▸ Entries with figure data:
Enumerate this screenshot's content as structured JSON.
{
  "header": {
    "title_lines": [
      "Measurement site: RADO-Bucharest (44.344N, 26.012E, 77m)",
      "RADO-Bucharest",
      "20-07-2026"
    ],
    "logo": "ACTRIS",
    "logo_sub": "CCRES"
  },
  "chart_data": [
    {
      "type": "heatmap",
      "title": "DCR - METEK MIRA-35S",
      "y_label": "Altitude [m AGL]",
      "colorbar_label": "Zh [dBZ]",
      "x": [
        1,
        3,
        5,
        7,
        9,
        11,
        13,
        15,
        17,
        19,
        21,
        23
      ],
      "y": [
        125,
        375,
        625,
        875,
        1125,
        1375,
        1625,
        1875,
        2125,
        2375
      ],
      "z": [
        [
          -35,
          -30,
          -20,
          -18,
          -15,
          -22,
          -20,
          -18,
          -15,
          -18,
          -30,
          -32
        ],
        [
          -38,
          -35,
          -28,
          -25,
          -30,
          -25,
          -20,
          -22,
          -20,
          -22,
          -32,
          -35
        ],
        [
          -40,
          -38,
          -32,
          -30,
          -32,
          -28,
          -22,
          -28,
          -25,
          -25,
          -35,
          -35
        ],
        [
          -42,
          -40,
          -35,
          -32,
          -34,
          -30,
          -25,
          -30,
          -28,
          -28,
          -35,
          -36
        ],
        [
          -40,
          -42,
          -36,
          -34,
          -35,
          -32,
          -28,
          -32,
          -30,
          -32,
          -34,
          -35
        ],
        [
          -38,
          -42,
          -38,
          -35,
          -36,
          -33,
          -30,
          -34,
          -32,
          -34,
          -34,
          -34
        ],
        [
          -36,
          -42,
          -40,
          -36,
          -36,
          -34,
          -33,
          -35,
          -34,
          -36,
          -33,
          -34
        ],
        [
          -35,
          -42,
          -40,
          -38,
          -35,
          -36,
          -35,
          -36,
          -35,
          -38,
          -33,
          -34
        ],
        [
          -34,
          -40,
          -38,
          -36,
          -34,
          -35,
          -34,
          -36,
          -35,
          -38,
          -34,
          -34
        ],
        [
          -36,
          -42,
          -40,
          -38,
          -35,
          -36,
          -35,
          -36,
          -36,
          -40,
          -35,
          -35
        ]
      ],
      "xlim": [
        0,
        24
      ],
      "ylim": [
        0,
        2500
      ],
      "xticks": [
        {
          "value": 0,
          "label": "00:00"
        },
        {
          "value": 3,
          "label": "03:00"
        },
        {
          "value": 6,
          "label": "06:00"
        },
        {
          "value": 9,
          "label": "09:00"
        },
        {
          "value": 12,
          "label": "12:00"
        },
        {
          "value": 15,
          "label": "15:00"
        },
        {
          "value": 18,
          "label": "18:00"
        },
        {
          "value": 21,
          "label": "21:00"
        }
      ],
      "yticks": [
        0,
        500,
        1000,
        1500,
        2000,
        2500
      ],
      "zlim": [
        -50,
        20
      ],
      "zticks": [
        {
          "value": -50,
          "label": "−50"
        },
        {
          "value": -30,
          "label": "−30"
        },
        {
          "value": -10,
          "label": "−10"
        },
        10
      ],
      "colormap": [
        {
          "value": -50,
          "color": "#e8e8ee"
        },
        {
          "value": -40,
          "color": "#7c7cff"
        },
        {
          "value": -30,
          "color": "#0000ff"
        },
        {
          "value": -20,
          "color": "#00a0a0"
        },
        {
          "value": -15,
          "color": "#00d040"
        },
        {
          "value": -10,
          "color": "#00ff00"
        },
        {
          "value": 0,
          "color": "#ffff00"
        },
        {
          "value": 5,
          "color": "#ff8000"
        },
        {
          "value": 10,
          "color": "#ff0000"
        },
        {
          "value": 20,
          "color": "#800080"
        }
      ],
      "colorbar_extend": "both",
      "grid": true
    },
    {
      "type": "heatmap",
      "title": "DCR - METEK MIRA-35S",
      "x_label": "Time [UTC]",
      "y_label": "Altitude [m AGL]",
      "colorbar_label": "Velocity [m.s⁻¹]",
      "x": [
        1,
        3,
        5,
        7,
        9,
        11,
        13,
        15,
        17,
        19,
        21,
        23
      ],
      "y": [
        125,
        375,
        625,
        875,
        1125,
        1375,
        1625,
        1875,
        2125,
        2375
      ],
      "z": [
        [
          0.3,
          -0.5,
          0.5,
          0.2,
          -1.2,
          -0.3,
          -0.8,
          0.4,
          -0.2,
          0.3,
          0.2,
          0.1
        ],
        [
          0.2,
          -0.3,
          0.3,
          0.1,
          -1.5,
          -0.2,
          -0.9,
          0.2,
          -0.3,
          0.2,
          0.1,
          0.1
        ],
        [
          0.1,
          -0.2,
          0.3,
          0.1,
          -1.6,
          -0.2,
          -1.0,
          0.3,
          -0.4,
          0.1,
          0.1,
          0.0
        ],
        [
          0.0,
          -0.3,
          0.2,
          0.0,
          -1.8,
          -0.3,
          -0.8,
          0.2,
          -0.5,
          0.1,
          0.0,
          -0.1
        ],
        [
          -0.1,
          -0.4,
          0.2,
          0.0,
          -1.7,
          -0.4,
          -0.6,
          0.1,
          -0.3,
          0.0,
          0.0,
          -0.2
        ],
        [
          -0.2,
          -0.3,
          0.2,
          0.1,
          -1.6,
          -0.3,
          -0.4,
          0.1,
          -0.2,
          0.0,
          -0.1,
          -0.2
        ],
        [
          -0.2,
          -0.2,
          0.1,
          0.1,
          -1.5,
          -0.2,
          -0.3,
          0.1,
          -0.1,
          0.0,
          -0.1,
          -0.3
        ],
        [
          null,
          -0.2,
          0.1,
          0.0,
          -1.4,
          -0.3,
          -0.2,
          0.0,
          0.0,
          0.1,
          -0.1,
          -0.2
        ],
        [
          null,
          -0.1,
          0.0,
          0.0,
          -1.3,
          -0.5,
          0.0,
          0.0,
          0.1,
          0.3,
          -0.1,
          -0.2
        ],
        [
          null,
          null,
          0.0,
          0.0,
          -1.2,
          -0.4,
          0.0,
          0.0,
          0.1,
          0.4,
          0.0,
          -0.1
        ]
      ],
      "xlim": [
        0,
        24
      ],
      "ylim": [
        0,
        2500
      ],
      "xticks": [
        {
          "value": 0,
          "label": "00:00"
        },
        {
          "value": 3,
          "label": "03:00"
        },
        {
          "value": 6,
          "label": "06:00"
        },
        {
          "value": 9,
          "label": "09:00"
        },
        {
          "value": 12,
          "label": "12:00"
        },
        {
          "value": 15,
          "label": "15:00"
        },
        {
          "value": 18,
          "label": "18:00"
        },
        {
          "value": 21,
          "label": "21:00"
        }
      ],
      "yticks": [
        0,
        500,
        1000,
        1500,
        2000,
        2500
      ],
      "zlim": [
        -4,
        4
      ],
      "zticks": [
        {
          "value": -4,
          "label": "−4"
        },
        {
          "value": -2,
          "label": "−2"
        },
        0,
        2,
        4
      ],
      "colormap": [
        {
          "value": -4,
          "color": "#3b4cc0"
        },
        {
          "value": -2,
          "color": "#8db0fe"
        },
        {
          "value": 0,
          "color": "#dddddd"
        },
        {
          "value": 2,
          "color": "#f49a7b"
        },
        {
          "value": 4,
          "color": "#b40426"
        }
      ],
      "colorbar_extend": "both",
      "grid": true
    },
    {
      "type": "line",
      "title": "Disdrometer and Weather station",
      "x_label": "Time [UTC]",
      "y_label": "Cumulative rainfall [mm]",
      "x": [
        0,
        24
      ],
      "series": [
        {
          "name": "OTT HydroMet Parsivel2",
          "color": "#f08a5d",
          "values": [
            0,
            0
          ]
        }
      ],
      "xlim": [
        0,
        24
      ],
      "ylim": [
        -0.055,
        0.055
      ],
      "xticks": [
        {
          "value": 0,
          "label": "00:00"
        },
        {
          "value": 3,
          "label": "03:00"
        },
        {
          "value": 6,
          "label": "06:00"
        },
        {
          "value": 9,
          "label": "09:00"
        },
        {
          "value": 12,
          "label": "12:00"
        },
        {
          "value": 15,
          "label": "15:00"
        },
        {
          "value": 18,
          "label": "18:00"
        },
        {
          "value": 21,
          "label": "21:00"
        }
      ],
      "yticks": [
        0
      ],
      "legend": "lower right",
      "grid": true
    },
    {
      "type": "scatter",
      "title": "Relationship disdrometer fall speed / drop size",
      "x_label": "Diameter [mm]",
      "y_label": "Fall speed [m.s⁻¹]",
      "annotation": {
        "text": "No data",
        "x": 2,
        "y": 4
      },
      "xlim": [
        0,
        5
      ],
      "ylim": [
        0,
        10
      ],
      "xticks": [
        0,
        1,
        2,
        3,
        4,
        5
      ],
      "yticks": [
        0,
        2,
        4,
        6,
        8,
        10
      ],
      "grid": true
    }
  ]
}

▸ What the exercise asks:
Go through the listing above and return every line where the word "speed" occurs.

▸ Written reply:
      "title": "Relationship disdrometer fall speed / drop size",
      "y_label": "Fall speed [m.s⁻¹]",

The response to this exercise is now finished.